→ **AVAILABLE RECORDS**
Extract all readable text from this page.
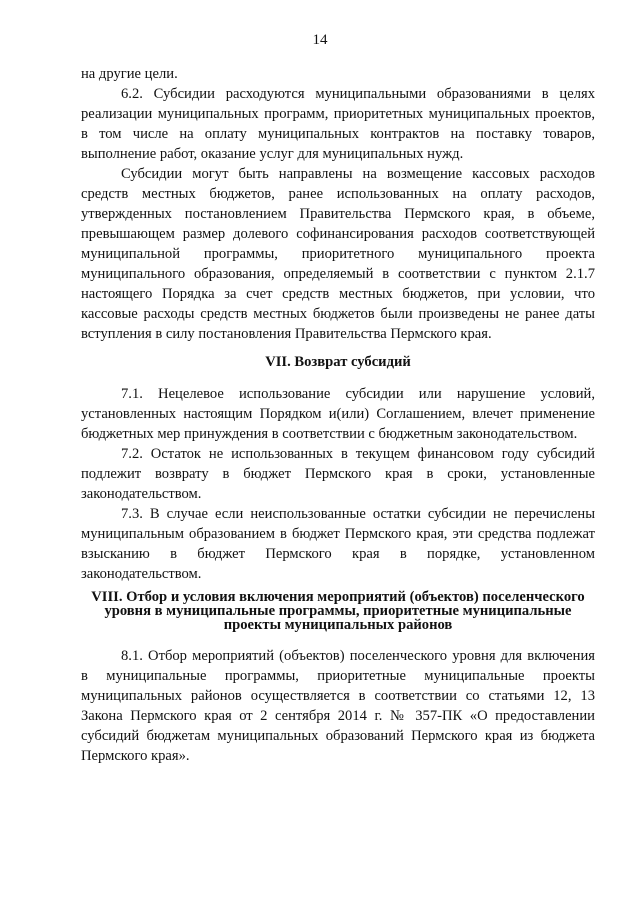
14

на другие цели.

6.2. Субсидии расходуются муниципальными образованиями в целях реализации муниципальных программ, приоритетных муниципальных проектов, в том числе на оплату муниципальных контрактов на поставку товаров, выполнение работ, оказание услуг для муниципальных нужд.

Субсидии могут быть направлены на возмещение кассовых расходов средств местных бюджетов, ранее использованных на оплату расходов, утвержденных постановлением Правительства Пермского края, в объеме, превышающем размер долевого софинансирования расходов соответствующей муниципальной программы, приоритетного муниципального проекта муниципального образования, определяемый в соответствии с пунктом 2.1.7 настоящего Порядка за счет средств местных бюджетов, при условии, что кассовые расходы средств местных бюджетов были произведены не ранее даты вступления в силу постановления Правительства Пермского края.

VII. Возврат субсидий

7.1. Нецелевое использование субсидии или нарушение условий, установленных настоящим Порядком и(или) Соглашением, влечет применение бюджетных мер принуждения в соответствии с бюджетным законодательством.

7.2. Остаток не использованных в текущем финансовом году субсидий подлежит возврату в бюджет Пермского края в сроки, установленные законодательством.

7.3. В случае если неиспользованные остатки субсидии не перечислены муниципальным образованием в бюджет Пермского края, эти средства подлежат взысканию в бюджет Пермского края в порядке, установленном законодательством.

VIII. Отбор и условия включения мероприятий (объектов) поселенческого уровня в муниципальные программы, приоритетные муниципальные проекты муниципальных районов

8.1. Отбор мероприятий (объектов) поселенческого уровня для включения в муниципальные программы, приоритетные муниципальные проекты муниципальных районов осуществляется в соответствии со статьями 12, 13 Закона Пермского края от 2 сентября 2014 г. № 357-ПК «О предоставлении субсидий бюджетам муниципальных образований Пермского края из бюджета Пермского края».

* * *

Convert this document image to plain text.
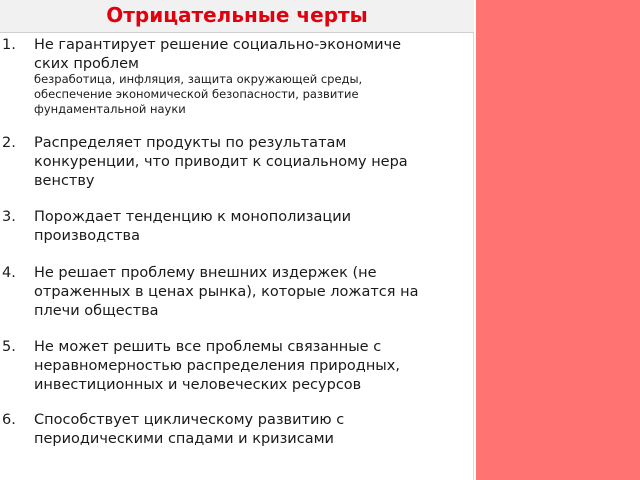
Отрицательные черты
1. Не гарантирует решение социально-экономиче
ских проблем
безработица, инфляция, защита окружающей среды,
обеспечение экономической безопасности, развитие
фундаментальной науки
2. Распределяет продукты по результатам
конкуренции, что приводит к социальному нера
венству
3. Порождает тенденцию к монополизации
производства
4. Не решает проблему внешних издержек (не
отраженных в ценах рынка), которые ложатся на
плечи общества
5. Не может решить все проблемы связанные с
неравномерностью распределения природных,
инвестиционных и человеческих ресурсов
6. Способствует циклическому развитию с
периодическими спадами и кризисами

→ **EXERCISE PROMPT**
Answer with one number: how many lines in the listing hold "this".

→ **RESPONSE TO THE EXERCISE**
2